Turn each line of the material below into a numbered list, leaving out any blank lines.
* begin RECORDS SUPPLIED *
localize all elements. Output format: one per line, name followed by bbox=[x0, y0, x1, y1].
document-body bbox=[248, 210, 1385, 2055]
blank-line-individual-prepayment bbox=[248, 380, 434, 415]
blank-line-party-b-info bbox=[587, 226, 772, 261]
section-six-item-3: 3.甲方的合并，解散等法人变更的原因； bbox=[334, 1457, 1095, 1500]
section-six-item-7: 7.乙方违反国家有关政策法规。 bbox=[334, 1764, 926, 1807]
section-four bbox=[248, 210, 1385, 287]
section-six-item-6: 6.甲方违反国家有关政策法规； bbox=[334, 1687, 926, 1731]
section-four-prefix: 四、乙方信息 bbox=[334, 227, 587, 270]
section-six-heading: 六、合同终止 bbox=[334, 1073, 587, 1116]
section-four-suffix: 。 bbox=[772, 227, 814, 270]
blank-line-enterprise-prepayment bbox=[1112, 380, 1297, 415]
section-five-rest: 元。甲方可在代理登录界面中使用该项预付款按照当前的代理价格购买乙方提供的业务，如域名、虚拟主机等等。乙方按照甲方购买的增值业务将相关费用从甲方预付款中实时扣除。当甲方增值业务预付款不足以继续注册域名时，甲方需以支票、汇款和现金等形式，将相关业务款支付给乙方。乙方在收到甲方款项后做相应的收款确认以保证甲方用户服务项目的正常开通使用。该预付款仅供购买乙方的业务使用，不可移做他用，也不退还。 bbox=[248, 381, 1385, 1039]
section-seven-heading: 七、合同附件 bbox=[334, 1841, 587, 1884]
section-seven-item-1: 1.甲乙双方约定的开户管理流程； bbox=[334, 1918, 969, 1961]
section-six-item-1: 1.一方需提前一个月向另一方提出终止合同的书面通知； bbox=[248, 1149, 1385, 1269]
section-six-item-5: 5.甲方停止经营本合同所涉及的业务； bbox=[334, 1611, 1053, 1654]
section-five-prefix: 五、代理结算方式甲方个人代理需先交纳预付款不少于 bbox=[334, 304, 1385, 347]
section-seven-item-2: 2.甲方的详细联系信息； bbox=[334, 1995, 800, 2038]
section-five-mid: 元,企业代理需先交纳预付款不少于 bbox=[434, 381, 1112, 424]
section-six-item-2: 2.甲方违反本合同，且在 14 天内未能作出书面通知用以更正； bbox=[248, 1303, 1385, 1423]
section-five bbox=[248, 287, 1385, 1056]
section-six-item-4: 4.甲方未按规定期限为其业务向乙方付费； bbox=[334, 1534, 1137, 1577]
* end RECORDS SUPPLIED *
-- THE COMPLETED TASK --
1. localize all elements. Output format: one per line, name followed by bbox=[x0, y0, x1, y1].
2. document-body bbox=[248, 210, 1385, 2055]
3. blank-line-individual-prepayment bbox=[248, 380, 434, 415]
4. blank-line-party-b-info bbox=[587, 226, 772, 261]
5. section-six-item-3: 3.甲方的合并，解散等法人变更的原因； bbox=[334, 1457, 1095, 1500]
6. section-six-item-7: 7.乙方违反国家有关政策法规。 bbox=[334, 1764, 926, 1807]
7. section-four bbox=[248, 210, 1385, 287]
8. section-six-item-6: 6.甲方违反国家有关政策法规； bbox=[334, 1687, 926, 1731]
9. section-four-prefix: 四、乙方信息 bbox=[334, 227, 587, 270]
10. section-six-heading: 六、合同终止 bbox=[334, 1073, 587, 1116]
11. section-four-suffix: 。 bbox=[772, 227, 814, 270]
12. blank-line-enterprise-prepayment bbox=[1112, 380, 1297, 415]
13. section-five-rest: 元。甲方可在代理登录界面中使用该项预付款按照当前的代理价格购买乙方提供的业务，如域名、虚拟主机等等。乙方按照甲方购买的增值业务将相关费用从甲方预付款中实时扣除。当甲方增值业务预付款不足以继续注册域名时，甲方需以支票、汇款和现金等形式，将相关业务款支付给乙方。乙方在收到甲方款项后做相应的收款确认以保证甲方用户服务项目的正常开通使用。该预付款仅供购买乙方的业务使用，不可移做他用，也不退还。 bbox=[248, 381, 1385, 1039]
14. section-seven-heading: 七、合同附件 bbox=[334, 1841, 587, 1884]
15. section-seven-item-1: 1.甲乙双方约定的开户管理流程； bbox=[334, 1918, 969, 1961]
16. section-six-item-1: 1.一方需提前一个月向另一方提出终止合同的书面通知； bbox=[248, 1149, 1385, 1269]
17. section-six-item-5: 5.甲方停止经营本合同所涉及的业务； bbox=[334, 1611, 1053, 1654]
18. section-five-prefix: 五、代理结算方式甲方个人代理需先交纳预付款不少于 bbox=[334, 304, 1385, 347]
19. section-seven-item-2: 2.甲方的详细联系信息； bbox=[334, 1995, 800, 2038]
20. section-five-mid: 元,企业代理需先交纳预付款不少于 bbox=[434, 381, 1112, 424]
21. section-six-item-2: 2.甲方违反本合同，且在 14 天内未能作出书面通知用以更正； bbox=[248, 1303, 1385, 1423]
22. section-five bbox=[248, 287, 1385, 1056]
23. section-six-item-4: 4.甲方未按规定期限为其业务向乙方付费； bbox=[334, 1534, 1137, 1577]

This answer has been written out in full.